Short exercise ▸ Transcribe the whole listing below without changing a word, but leave out every image.

Given records ▸
_ _ _
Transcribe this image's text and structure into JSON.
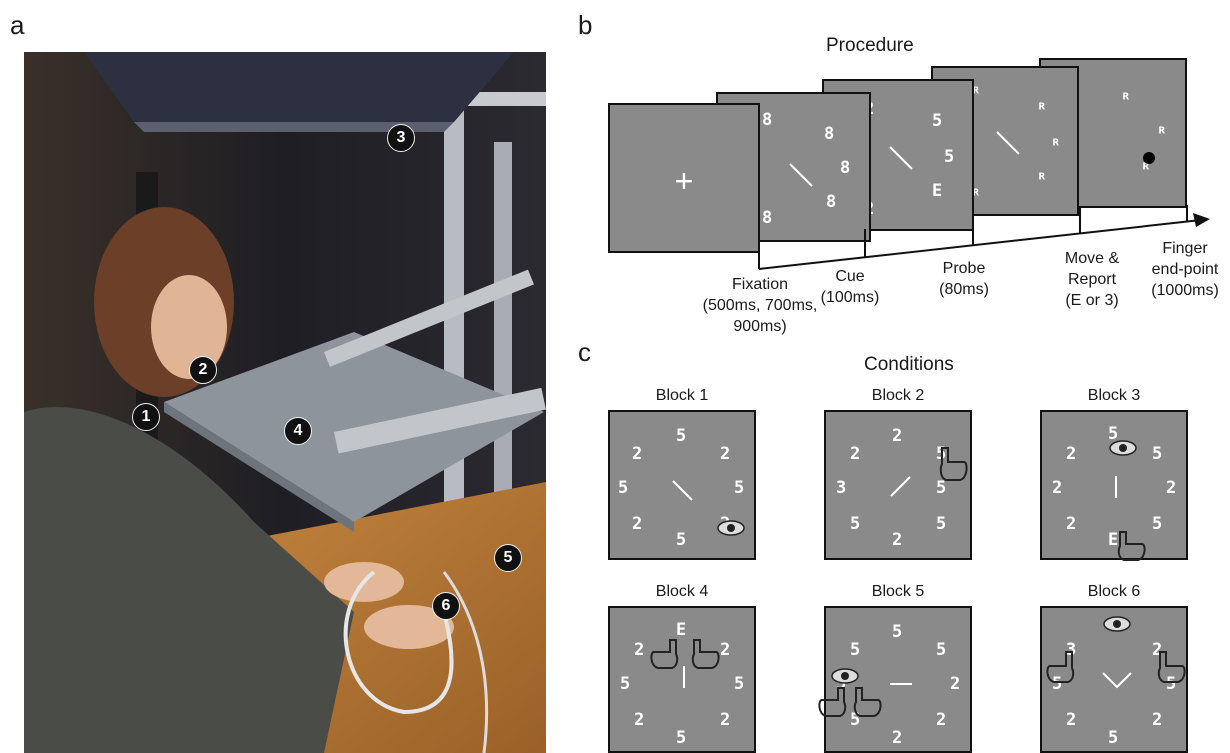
{
  "panels": {
    "a": "a",
    "b": "b",
    "c": "c"
  },
  "photo": {
    "markers": [
      "1",
      "2",
      "3",
      "4",
      "5",
      "6"
    ]
  },
  "procedure": {
    "title": "Procedure",
    "fixation_glyph": "+",
    "stages": [
      {
        "name": "Fixation",
        "detail": "(500ms, 700ms,",
        "detail2": "900ms)"
      },
      {
        "name": "Cue",
        "detail": "(100ms)"
      },
      {
        "name": "Probe",
        "detail": "(80ms)"
      },
      {
        "name": "Move &",
        "detail": "Report",
        "detail2": "(E or 3)"
      },
      {
        "name": "Finger",
        "detail": "end-point",
        "detail2": "(1000ms)"
      }
    ],
    "frame2_glyphs": [
      "8",
      "8",
      "8",
      "8",
      "8"
    ],
    "frame3_glyphs": [
      "2",
      "5",
      "5",
      "E",
      "2"
    ],
    "frame4_glyphs": [
      "ᴿ",
      "ᴿ",
      "ᴿ",
      "ᴿ",
      "ᴿ"
    ],
    "frame5_glyphs": [
      "ᴿ",
      "ᴿ",
      "ᴿ",
      "ᴿ",
      "ᴿ"
    ]
  },
  "conditions": {
    "title": "Conditions",
    "blocks": [
      {
        "title": "Block 1",
        "glyphs": [
          "5",
          "2",
          "5",
          "2",
          "5",
          "2",
          "5",
          "2"
        ]
      },
      {
        "title": "Block 2",
        "glyphs": [
          "2",
          "5",
          "2",
          "3",
          "5",
          "5",
          "5",
          "2"
        ]
      },
      {
        "title": "Block 3",
        "glyphs": [
          "5",
          "5",
          "2",
          "2",
          "2",
          "5",
          "2",
          "E"
        ]
      },
      {
        "title": "Block 4",
        "glyphs": [
          "E",
          "2",
          "5",
          "5",
          "2",
          "2",
          "2",
          "5"
        ]
      },
      {
        "title": "Block 5",
        "glyphs": [
          "5",
          "5",
          "5",
          "2",
          "5",
          "2",
          "5",
          "2"
        ]
      },
      {
        "title": "Block 6",
        "glyphs": [
          "3",
          "2",
          "5",
          "5",
          "2",
          "2",
          "2",
          "5"
        ]
      }
    ]
  }
}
_ _ _
Solution to this problem ▸
Transcribe this image's text and structure into JSON.
{
  "panels": {
    "a": "a",
    "b": "b",
    "c": "c"
  },
  "photo": {
    "markers": [
      "1",
      "2",
      "3",
      "4",
      "5",
      "6"
    ]
  },
  "procedure": {
    "title": "Procedure",
    "fixation_glyph": "+",
    "stages": [
      {
        "name": "Fixation",
        "detail": "(500ms, 700ms,",
        "detail2": "900ms)"
      },
      {
        "name": "Cue",
        "detail": "(100ms)"
      },
      {
        "name": "Probe",
        "detail": "(80ms)"
      },
      {
        "name": "Move &",
        "detail": "Report",
        "detail2": "(E or 3)"
      },
      {
        "name": "Finger",
        "detail": "end-point",
        "detail2": "(1000ms)"
      }
    ],
    "frame2_glyphs": [
      "8",
      "8",
      "8",
      "8",
      "8"
    ],
    "frame3_glyphs": [
      "2",
      "5",
      "5",
      "E",
      "2"
    ],
    "frame4_glyphs": [
      "ᴿ",
      "ᴿ",
      "ᴿ",
      "ᴿ",
      "ᴿ"
    ],
    "frame5_glyphs": [
      "ᴿ",
      "ᴿ",
      "ᴿ",
      "ᴿ",
      "ᴿ"
    ]
  },
  "conditions": {
    "title": "Conditions",
    "blocks": [
      {
        "title": "Block 1",
        "glyphs": [
          "5",
          "2",
          "5",
          "2",
          "5",
          "2",
          "5",
          "2"
        ]
      },
      {
        "title": "Block 2",
        "glyphs": [
          "2",
          "5",
          "2",
          "3",
          "5",
          "5",
          "5",
          "2"
        ]
      },
      {
        "title": "Block 3",
        "glyphs": [
          "5",
          "5",
          "2",
          "2",
          "2",
          "5",
          "2",
          "E"
        ]
      },
      {
        "title": "Block 4",
        "glyphs": [
          "E",
          "2",
          "5",
          "5",
          "2",
          "2",
          "2",
          "5"
        ]
      },
      {
        "title": "Block 5",
        "glyphs": [
          "5",
          "5",
          "5",
          "2",
          "5",
          "2",
          "5",
          "2"
        ]
      },
      {
        "title": "Block 6",
        "glyphs": [
          "3",
          "2",
          "5",
          "5",
          "2",
          "2",
          "2",
          "5"
        ]
      }
    ]
  }
}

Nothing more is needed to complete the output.